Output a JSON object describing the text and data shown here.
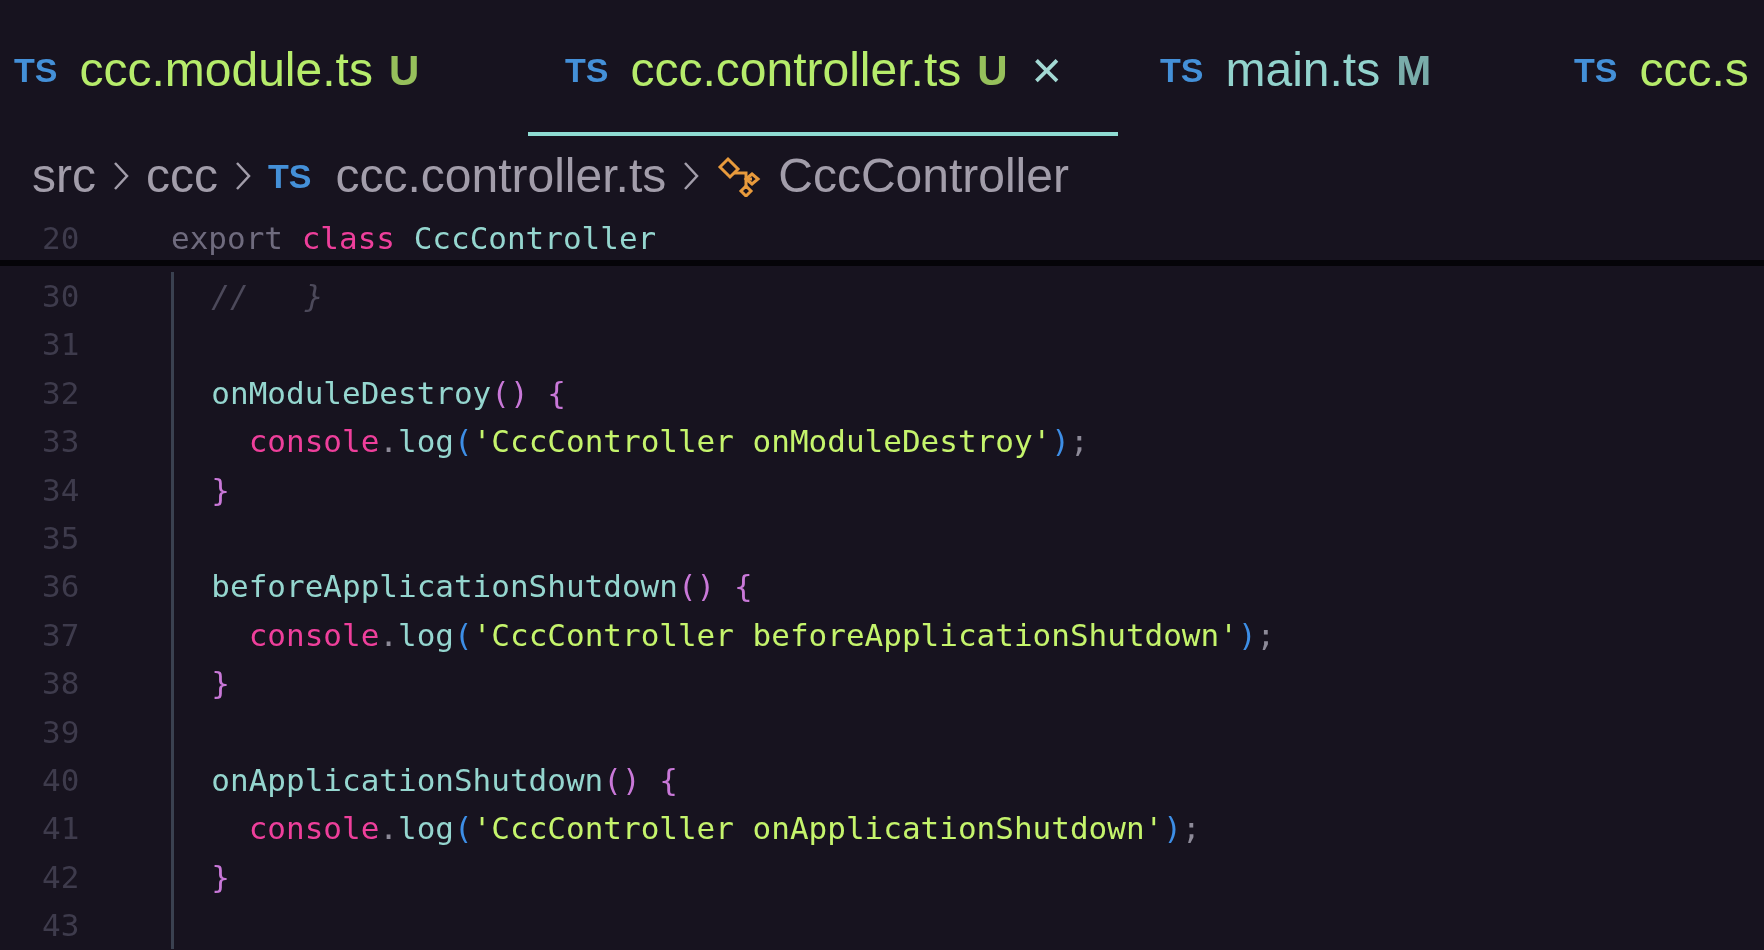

* * *

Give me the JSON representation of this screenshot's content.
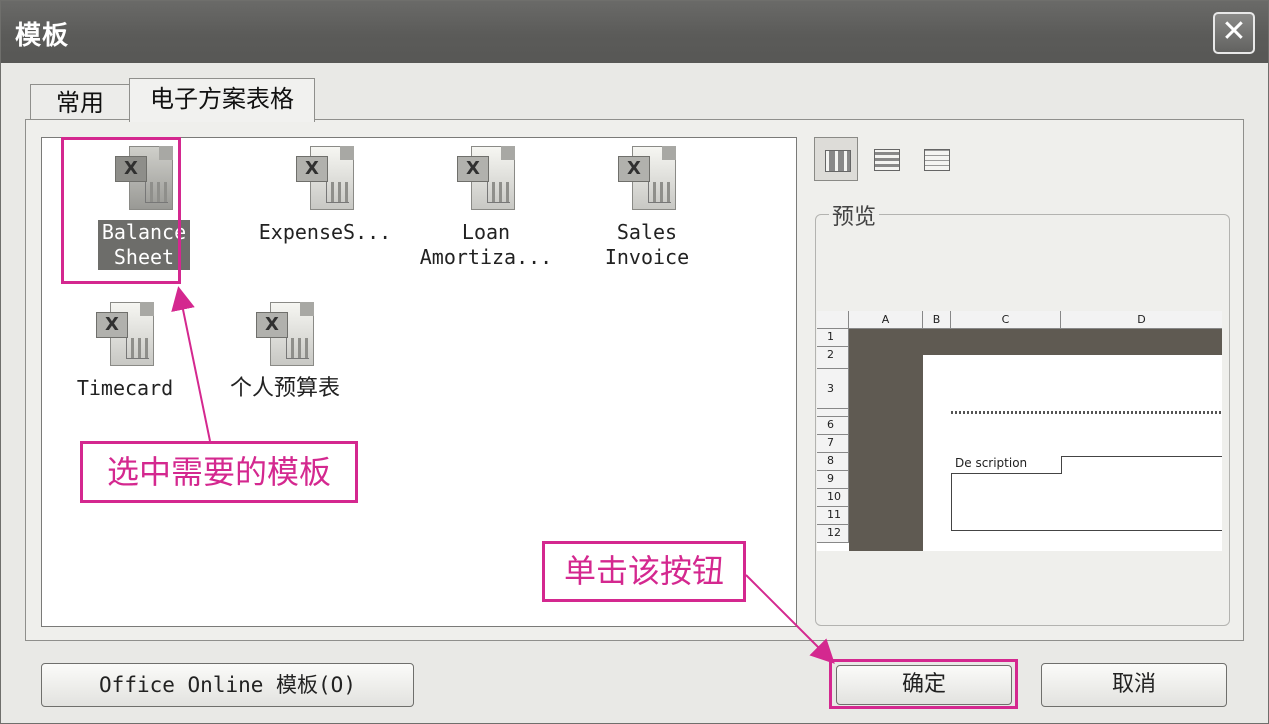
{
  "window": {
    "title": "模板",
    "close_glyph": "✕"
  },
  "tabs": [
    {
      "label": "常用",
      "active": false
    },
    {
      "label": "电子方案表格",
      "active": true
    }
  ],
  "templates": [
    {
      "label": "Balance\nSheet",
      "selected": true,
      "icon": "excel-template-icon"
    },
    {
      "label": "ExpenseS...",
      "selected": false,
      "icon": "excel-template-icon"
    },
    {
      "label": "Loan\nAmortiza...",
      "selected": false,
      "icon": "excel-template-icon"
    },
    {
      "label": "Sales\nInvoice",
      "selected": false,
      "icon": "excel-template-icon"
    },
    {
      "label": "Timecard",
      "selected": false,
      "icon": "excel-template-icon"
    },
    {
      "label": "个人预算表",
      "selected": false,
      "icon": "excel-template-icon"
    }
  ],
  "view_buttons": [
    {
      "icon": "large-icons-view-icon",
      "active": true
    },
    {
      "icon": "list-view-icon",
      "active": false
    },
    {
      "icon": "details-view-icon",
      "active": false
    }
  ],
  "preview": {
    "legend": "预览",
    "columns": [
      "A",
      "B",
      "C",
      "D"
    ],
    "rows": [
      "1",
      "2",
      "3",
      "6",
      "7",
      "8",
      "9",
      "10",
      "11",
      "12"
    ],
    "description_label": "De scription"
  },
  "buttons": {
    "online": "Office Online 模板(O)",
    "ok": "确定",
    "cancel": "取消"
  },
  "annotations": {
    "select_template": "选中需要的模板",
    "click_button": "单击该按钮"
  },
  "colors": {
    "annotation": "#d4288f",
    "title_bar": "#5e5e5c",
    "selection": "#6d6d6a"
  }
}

---

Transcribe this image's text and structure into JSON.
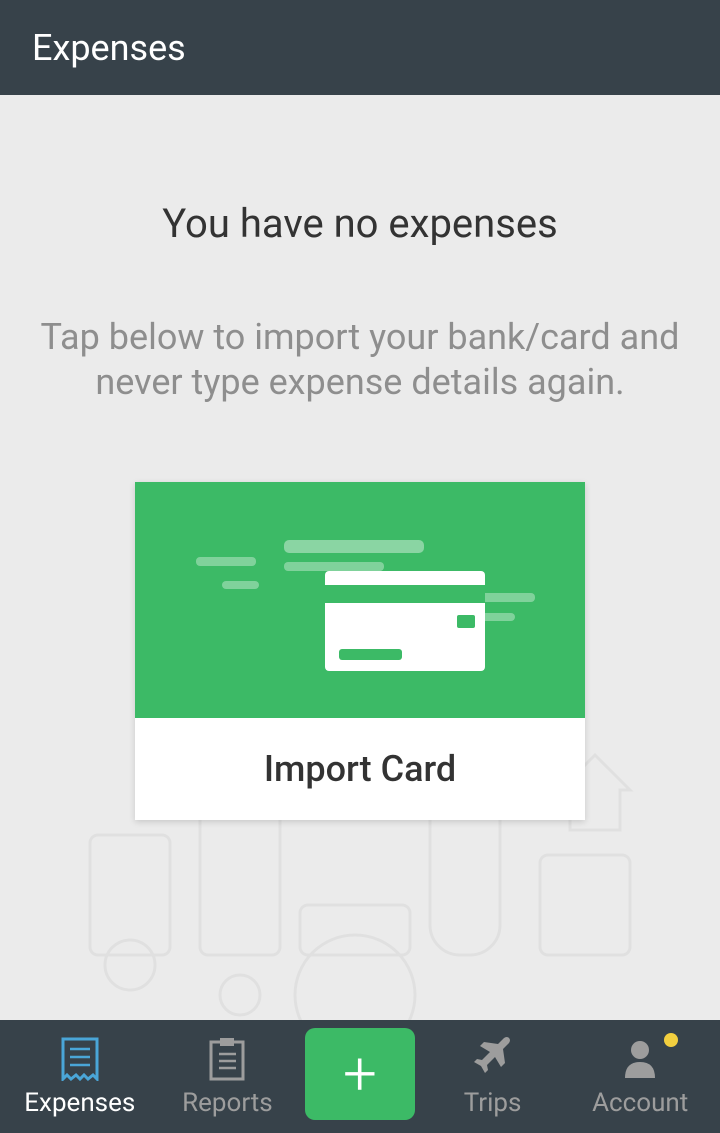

> Goal of the exercise:
From the entries above, collect every line with the string "text" in it.

> Solution to the problem:
Output a JSON object describing the text and data shown here.
Transcribe this image's text and structure into JSON.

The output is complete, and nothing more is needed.